→ **What to produce**
Reproduce the records below in their entirety, character for character.

++++ Working data ++++

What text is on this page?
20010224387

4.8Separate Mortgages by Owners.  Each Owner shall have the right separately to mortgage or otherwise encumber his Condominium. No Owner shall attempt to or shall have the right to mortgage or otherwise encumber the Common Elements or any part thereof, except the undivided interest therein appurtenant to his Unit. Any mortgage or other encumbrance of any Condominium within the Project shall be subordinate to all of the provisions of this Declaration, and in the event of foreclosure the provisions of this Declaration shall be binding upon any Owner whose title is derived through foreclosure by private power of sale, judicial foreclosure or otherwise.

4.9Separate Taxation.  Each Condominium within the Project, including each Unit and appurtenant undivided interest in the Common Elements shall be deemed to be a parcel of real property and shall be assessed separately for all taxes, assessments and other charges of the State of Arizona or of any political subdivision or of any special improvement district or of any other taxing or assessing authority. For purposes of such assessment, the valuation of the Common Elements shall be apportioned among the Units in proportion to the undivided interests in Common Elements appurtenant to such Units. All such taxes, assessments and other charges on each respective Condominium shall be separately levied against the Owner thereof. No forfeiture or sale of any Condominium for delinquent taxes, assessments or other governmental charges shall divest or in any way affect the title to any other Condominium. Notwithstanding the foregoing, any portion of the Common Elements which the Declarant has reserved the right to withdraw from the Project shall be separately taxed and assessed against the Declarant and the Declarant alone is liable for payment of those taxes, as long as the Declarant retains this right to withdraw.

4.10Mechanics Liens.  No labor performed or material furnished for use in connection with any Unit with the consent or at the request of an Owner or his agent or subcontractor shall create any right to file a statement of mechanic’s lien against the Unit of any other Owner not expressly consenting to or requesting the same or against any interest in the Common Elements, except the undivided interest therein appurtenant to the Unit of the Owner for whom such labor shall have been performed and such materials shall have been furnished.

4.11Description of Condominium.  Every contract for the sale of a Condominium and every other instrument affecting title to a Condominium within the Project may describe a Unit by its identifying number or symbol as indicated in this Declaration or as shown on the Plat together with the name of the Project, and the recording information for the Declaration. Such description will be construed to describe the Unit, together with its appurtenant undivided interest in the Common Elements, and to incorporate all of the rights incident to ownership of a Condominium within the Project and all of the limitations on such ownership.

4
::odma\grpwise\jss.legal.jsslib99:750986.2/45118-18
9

++++

→ **Output below**
What text is on this page?
20010224387

4.8Separate Mortgages by Owners.  Each Owner shall have the right separately to mortgage or otherwise encumber his Condominium. No Owner shall attempt to or shall have the right to mortgage or otherwise encumber the Common Elements or any part thereof, except the undivided interest therein appurtenant to his Unit. Any mortgage or other encumbrance of any Condominium within the Project shall be subordinate to all of the provisions of this Declaration, and in the event of foreclosure the provisions of this Declaration shall be binding upon any Owner whose title is derived through foreclosure by private power of sale, judicial foreclosure or otherwise.

4.9Separate Taxation.  Each Condominium within the Project, including each Unit and appurtenant undivided interest in the Common Elements shall be deemed to be a parcel of real property and shall be assessed separately for all taxes, assessments and other charges of the State of Arizona or of any political subdivision or of any special improvement district or of any other taxing or assessing authority. For purposes of such assessment, the valuation of the Common Elements shall be apportioned among the Units in proportion to the undivided interests in Common Elements appurtenant to such Units. All such taxes, assessments and other charges on each respective Condominium shall be separately levied against the Owner thereof. No forfeiture or sale of any Condominium for delinquent taxes, assessments or other governmental charges shall divest or in any way affect the title to any other Condominium. Notwithstanding the foregoing, any portion of the Common Elements which the Declarant has reserved the right to withdraw from the Project shall be separately taxed and assessed against the Declarant and the Declarant alone is liable for payment of those taxes, as long as the Declarant retains this right to withdraw.

4.10Mechanics Liens.  No labor performed or material furnished for use in connection with any Unit with the consent or at the request of an Owner or his agent or subcontractor shall create any right to file a statement of mechanic’s lien against the Unit of any other Owner not expressly consenting to or requesting the same or against any interest in the Common Elements, except the undivided interest therein appurtenant to the Unit of the Owner for whom such labor shall have been performed and such materials shall have been furnished.

4.11Description of Condominium.  Every contract for the sale of a Condominium and every other instrument affecting title to a Condominium within the Project may describe a Unit by its identifying number or symbol as indicated in this Declaration or as shown on the Plat together with the name of the Project, and the recording information for the Declaration. Such description will be construed to describe the Unit, together with its appurtenant undivided interest in the Common Elements, and to incorporate all of the rights incident to ownership of a Condominium within the Project and all of the limitations on such ownership.

4
::odma\grpwise\jss.legal.jsslib99:750986.2/45118-18
9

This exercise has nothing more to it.